Data entries
====

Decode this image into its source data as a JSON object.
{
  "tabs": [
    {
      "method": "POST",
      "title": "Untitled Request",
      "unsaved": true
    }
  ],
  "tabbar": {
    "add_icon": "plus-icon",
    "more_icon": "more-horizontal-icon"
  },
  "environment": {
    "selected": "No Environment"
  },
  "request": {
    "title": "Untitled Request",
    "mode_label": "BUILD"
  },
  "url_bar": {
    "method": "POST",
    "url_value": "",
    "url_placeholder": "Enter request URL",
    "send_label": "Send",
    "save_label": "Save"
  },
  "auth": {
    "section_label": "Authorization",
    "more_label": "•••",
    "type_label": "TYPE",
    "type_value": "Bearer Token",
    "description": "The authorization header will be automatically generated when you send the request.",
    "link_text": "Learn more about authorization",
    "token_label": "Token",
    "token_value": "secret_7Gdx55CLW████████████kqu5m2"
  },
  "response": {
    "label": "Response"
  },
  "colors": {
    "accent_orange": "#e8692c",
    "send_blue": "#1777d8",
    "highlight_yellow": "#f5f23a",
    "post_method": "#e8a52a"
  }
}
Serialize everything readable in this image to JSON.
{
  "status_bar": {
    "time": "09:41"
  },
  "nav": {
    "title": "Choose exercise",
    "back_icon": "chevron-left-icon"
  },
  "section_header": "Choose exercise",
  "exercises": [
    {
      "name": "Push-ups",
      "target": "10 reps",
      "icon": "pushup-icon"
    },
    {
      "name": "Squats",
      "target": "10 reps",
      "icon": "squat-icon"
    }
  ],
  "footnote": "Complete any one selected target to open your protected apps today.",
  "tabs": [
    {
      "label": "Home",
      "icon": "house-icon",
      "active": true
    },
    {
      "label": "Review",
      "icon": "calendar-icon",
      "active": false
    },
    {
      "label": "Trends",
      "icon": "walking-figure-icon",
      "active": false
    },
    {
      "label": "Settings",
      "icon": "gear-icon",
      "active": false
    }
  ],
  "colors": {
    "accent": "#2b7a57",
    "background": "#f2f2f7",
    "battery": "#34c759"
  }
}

====

Keep only the lines that hold the string "Choose", and copy them out.

    "title": "Choose exercise",
  "section_header": "Choose exercise",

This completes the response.